WHAT TO DO — Show every line that has the string "JSON" in it.

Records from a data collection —
*-*-*
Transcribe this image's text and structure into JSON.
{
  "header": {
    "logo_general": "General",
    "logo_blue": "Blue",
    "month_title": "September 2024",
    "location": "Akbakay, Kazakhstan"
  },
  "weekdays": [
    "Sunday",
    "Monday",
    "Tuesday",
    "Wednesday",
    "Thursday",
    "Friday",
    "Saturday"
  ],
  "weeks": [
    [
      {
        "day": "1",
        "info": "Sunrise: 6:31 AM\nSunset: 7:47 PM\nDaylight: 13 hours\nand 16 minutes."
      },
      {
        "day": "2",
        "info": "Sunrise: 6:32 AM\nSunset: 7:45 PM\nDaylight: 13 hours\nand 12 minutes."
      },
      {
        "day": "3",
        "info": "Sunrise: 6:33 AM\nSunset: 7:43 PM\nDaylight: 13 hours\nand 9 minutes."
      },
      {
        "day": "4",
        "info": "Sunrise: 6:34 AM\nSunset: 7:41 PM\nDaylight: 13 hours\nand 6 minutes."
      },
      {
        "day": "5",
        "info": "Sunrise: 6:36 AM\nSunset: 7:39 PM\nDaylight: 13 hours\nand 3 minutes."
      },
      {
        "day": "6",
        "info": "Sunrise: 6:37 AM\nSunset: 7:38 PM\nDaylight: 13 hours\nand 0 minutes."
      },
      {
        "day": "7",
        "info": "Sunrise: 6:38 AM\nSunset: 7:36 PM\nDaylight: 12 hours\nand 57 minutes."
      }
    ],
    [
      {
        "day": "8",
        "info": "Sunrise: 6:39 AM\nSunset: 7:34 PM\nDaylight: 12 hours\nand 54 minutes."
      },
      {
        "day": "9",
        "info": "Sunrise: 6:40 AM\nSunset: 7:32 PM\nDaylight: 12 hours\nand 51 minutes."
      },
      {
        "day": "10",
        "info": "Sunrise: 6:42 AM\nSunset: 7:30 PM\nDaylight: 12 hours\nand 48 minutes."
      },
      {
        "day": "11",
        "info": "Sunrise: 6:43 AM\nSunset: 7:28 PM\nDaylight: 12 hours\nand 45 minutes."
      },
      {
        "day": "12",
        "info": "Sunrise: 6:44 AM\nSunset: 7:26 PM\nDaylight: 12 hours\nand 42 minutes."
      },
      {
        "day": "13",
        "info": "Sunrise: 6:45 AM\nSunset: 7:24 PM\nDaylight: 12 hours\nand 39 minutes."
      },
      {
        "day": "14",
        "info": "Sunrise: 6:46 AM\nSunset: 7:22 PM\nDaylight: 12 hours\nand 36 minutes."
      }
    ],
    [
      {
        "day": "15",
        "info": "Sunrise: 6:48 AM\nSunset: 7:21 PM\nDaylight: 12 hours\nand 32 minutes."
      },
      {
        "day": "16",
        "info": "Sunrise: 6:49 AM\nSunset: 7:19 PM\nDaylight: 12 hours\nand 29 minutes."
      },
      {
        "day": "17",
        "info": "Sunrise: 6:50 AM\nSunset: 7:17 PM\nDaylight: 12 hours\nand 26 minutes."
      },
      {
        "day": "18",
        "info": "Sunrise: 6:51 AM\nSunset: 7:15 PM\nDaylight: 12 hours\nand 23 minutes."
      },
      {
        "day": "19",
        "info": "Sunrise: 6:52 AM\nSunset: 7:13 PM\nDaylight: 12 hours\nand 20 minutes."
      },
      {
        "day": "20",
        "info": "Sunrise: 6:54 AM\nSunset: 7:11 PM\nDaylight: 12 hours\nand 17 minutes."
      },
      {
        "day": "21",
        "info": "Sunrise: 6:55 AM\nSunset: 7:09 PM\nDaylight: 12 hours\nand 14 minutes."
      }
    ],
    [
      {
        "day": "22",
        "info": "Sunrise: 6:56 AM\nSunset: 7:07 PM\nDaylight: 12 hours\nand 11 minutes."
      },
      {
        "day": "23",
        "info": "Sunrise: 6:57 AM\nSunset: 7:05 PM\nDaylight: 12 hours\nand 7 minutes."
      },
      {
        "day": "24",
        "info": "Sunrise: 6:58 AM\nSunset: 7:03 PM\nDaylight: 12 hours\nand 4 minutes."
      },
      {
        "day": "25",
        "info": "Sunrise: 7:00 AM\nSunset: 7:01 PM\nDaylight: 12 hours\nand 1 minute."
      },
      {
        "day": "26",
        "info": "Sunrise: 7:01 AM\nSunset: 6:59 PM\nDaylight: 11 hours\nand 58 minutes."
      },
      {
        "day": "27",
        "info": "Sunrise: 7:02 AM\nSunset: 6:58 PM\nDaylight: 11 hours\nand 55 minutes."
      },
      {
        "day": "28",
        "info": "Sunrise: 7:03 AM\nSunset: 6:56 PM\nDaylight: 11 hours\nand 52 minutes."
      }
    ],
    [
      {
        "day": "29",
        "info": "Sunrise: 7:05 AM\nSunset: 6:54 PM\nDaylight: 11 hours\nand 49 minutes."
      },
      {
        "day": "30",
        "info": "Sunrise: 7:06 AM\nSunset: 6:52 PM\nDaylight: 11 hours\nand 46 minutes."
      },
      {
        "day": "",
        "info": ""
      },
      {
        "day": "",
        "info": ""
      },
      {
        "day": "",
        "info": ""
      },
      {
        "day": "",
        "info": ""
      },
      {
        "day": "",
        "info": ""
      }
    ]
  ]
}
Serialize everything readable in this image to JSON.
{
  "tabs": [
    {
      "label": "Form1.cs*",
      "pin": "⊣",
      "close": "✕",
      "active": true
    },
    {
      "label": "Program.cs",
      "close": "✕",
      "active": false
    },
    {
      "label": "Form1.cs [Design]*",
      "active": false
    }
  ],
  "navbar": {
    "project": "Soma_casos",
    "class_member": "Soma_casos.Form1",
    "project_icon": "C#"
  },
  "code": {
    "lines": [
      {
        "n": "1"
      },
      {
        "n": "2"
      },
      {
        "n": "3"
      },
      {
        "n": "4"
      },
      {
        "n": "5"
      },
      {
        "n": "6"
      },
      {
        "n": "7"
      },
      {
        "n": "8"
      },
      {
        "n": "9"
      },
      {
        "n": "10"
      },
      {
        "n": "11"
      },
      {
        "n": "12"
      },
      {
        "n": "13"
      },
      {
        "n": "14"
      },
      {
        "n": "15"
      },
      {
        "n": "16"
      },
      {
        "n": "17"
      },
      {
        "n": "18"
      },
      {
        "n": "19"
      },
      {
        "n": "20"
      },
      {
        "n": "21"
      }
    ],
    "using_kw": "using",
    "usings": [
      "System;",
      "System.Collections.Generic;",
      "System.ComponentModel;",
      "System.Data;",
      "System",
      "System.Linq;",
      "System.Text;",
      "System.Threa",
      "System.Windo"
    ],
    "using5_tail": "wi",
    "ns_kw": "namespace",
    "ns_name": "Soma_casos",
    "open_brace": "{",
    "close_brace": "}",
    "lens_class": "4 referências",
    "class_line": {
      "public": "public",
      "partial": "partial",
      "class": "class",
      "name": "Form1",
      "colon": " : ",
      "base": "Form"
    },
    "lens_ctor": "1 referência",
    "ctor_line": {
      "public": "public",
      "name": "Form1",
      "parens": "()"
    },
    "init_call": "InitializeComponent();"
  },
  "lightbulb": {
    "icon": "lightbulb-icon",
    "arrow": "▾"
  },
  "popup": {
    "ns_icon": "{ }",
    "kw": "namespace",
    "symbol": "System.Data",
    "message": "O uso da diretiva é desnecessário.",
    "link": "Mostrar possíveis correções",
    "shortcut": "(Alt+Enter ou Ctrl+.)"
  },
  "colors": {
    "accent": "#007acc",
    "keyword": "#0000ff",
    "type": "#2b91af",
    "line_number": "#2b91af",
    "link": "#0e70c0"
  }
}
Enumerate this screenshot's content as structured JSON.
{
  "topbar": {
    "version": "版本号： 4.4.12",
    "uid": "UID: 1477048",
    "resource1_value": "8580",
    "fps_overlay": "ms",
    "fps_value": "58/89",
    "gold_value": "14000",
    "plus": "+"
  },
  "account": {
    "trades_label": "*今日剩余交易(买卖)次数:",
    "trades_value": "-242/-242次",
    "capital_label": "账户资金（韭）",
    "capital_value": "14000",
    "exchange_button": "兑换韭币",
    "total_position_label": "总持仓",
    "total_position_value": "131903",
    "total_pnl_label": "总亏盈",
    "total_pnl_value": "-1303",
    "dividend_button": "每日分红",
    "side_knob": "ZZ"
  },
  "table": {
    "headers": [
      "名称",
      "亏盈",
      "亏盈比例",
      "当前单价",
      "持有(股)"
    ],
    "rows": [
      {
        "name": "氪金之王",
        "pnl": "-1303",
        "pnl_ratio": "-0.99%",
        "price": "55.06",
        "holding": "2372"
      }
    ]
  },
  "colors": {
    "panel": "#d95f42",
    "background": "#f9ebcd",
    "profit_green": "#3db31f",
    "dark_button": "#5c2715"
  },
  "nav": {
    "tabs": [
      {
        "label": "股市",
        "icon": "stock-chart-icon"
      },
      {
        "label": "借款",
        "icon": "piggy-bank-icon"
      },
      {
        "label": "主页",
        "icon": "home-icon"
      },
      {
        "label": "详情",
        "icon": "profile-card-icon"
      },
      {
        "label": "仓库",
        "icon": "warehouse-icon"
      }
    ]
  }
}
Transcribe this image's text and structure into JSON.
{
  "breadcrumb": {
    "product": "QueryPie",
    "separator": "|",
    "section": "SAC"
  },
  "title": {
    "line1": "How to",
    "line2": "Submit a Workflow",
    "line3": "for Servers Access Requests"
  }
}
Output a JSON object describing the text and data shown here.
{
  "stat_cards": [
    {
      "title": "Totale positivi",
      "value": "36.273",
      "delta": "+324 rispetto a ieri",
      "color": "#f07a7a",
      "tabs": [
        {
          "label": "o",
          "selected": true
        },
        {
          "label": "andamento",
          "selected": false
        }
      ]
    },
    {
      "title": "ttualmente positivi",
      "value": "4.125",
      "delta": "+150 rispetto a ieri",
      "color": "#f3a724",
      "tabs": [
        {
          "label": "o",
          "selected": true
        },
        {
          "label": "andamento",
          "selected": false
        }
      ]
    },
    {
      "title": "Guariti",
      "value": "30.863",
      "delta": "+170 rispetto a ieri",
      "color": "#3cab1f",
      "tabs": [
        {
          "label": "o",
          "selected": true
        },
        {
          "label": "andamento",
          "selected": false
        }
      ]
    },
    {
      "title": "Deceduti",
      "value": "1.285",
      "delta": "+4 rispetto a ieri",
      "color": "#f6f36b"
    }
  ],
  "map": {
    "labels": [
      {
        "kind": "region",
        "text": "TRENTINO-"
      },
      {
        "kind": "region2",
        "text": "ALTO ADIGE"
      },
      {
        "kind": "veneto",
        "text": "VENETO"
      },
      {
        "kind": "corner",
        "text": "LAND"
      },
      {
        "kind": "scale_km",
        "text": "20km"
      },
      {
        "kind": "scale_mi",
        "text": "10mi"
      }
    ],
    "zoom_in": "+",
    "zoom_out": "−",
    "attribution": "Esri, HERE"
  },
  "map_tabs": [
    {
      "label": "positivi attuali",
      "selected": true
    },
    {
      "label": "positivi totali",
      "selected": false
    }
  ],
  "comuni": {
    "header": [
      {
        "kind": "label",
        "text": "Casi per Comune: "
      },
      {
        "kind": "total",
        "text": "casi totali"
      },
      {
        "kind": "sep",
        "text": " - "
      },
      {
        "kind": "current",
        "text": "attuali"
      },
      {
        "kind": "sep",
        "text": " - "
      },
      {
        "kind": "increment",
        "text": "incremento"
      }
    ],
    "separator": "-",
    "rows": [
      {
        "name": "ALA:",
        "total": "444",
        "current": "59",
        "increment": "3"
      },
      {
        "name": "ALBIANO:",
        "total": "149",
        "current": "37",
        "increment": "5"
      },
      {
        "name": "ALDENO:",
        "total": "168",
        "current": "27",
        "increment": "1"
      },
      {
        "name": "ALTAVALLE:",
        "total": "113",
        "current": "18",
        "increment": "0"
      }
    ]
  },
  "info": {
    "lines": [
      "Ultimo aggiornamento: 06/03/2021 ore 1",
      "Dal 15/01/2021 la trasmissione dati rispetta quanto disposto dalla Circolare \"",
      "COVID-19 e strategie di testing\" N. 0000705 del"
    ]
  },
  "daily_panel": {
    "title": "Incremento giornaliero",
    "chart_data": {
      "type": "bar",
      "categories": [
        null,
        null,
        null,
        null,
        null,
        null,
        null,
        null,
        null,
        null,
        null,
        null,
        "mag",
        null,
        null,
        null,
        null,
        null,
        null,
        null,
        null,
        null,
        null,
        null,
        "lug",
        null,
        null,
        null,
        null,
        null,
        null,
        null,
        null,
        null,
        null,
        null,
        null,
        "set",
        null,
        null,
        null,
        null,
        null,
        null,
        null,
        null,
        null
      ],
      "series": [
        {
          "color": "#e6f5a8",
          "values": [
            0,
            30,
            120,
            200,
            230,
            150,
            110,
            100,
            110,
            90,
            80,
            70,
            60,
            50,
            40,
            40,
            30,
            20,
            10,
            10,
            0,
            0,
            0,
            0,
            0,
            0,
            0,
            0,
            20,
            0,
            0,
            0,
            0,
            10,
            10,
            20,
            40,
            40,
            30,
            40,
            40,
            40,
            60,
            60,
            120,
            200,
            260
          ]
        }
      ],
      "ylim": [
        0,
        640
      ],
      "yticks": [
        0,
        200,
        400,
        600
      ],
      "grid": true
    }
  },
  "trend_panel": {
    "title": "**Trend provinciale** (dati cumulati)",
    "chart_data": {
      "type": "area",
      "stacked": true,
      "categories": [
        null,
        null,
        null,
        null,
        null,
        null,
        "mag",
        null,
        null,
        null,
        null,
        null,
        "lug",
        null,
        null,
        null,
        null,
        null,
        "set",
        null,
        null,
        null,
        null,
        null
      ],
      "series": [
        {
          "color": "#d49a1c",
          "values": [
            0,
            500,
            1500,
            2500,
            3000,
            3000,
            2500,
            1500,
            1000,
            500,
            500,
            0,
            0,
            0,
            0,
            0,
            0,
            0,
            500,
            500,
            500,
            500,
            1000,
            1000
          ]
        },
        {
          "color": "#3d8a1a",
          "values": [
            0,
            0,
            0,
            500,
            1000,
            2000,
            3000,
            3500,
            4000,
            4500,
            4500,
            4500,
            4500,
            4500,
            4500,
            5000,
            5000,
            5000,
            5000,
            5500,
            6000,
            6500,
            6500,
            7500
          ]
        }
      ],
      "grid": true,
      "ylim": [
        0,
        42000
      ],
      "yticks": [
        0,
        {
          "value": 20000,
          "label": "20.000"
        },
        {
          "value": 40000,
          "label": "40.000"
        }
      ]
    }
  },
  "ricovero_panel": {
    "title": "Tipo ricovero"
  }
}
*-*-*
ANSWER TO THIS PROBLEM —
Transcribe this image's text and structure into JSON.
Serialize everything readable in this image to JSON.
Enumerate this screenshot's content as structured JSON.
Transcribe this image's text and structure into JSON.
Output a JSON object describing the text and data shown here.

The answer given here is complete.